Entries taken from a collection:
━━━━━━━━━━━━━━━━━━━━

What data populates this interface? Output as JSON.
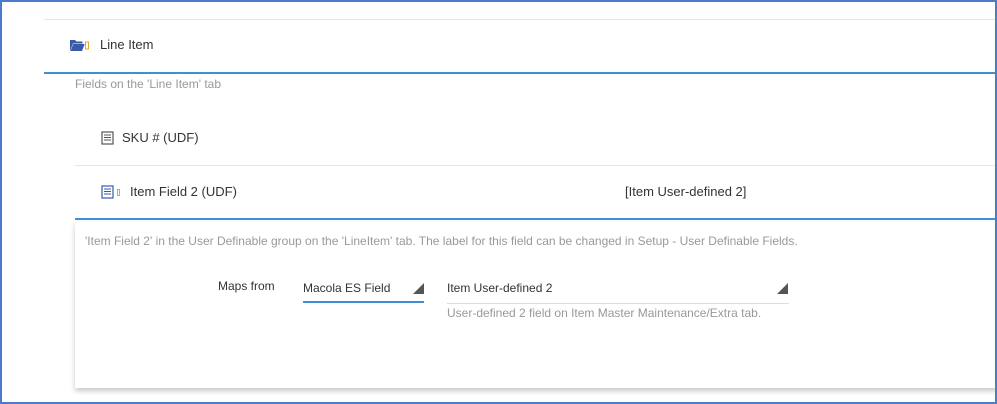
{
  "section": {
    "title": "Line Item",
    "description": "Fields on the 'Line Item' tab",
    "icon": "folder-icon"
  },
  "fields": [
    {
      "label": "SKU # (UDF)",
      "value": "",
      "icon": "list-icon"
    },
    {
      "label": "Item Field 2 (UDF)",
      "value": "[Item User-defined 2]",
      "icon": "list-icon"
    }
  ],
  "detail": {
    "description": "'Item Field 2' in the User Definable group on the 'LineItem' tab. The label for this field can be changed in Setup - User Definable Fields.",
    "maps_from_label": "Maps from",
    "source_select": {
      "value": "Macola ES Field"
    },
    "field_select": {
      "value": "Item User-defined 2"
    },
    "field_help": "User-defined 2 field on Item Master Maintenance/Extra tab."
  },
  "colors": {
    "accent": "#3f8fd6",
    "frame": "#4a7cc9",
    "icon_blue": "#3a5aa8",
    "icon_amber": "#e0a92a"
  }
}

━━━━━━━━━━━━━━━━━━━━

Search the records above for the string "User". Copy every line that contains it.

      "value": "[Item User-defined 2]",
    "description": "'Item Field 2' in the User Definable group on the 'LineItem' tab. The label for this field can be changed in Setup - User Definable Fields.",
      "value": "Item User-defined 2"
    "field_help": "User-defined 2 field on Item Master Maintenance/Extra tab."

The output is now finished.